PROBLEM STATEMENT:
Could you set down every one of the rows below, word for word and unchanged?
--- Begin ---
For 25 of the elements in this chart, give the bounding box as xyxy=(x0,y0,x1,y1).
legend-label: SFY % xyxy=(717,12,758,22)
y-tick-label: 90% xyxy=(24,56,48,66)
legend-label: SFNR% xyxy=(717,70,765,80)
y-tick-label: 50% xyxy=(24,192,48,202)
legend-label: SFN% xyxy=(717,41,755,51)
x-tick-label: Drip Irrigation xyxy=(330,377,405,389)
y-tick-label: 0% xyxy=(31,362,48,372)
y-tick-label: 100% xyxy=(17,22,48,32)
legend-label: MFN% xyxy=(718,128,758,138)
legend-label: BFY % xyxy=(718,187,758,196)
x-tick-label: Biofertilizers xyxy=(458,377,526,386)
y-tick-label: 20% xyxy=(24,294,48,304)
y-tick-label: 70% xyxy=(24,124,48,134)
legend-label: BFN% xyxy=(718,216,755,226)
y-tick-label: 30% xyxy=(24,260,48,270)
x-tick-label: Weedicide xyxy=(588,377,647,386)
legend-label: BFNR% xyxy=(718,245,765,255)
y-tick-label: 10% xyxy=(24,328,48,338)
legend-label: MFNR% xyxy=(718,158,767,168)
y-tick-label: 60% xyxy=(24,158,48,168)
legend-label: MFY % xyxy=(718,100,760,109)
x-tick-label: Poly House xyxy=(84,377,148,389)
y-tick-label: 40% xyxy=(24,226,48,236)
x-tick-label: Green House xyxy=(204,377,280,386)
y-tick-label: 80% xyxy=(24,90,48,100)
--- End ---
COMPLETE ANSWER:
For 25 of the elements in this chart, give the bounding box as xyxy=(x0,y0,x1,y1).
legend-label: SFY % xyxy=(717,12,758,22)
y-tick-label: 90% xyxy=(24,56,48,66)
legend-label: SFNR% xyxy=(717,70,765,80)
y-tick-label: 50% xyxy=(24,192,48,202)
legend-label: SFN% xyxy=(717,41,755,51)
x-tick-label: Drip Irrigation xyxy=(330,377,405,389)
y-tick-label: 0% xyxy=(31,362,48,372)
y-tick-label: 100% xyxy=(17,22,48,32)
legend-label: MFN% xyxy=(718,128,758,138)
legend-label: BFY % xyxy=(718,187,758,196)
x-tick-label: Biofertilizers xyxy=(458,377,526,386)
y-tick-label: 20% xyxy=(24,294,48,304)
y-tick-label: 70% xyxy=(24,124,48,134)
legend-label: BFN% xyxy=(718,216,755,226)
y-tick-label: 30% xyxy=(24,260,48,270)
x-tick-label: Weedicide xyxy=(588,377,647,386)
legend-label: BFNR% xyxy=(718,245,765,255)
y-tick-label: 10% xyxy=(24,328,48,338)
legend-label: MFNR% xyxy=(718,158,767,168)
y-tick-label: 60% xyxy=(24,158,48,168)
legend-label: MFY % xyxy=(718,100,760,109)
x-tick-label: Poly House xyxy=(84,377,148,389)
y-tick-label: 40% xyxy=(24,226,48,236)
x-tick-label: Green House xyxy=(204,377,280,386)
y-tick-label: 80% xyxy=(24,90,48,100)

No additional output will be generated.